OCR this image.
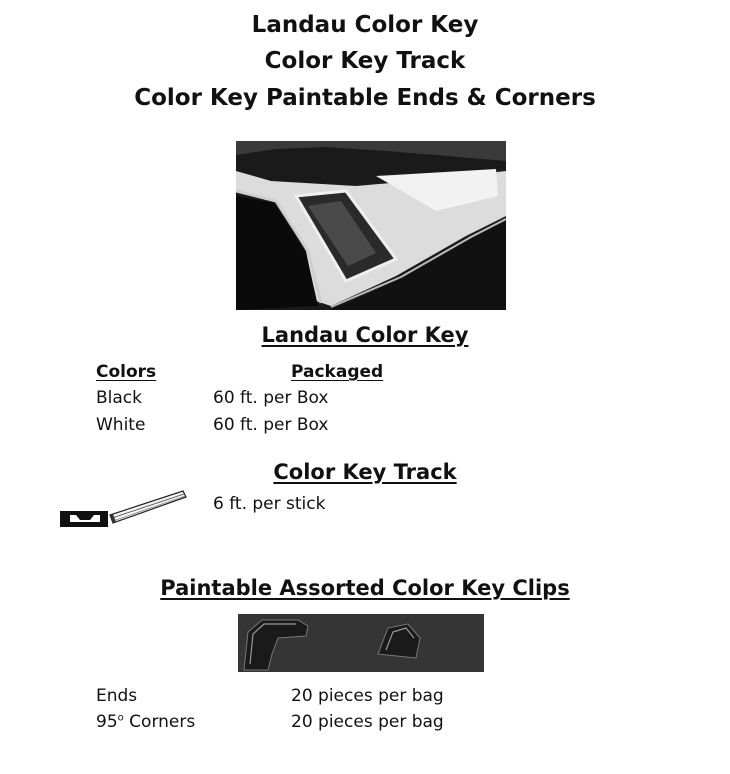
Landau Color Key
Color Key Track
Color Key Paintable Ends & Corners
Landau Color Key
Colors	Packaged
Black	60 ft. per Box
White	60 ft. per Box
Color Key Track
6 ft. per stick
Paintable Assorted Color Key Clips
Ends	20 pieces per bag
95$^o$ Corners	20 pieces per bag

□ □ □ □

## [TASK INSTRUCTIONS]
Your copy should match the records word for word, with the pictures removed.

## [OUTPUT FOR THIS TASK]
OCR this image.
Landau Color Key
Color Key Track
Color Key Paintable Ends & Corners
Landau Color Key
Colors	Packaged
Black	60 ft. per Box
White	60 ft. per Box
Color Key Track
6 ft. per stick
Paintable Assorted Color Key Clips
Ends	20 pieces per bag
95$^o$ Corners	20 pieces per bag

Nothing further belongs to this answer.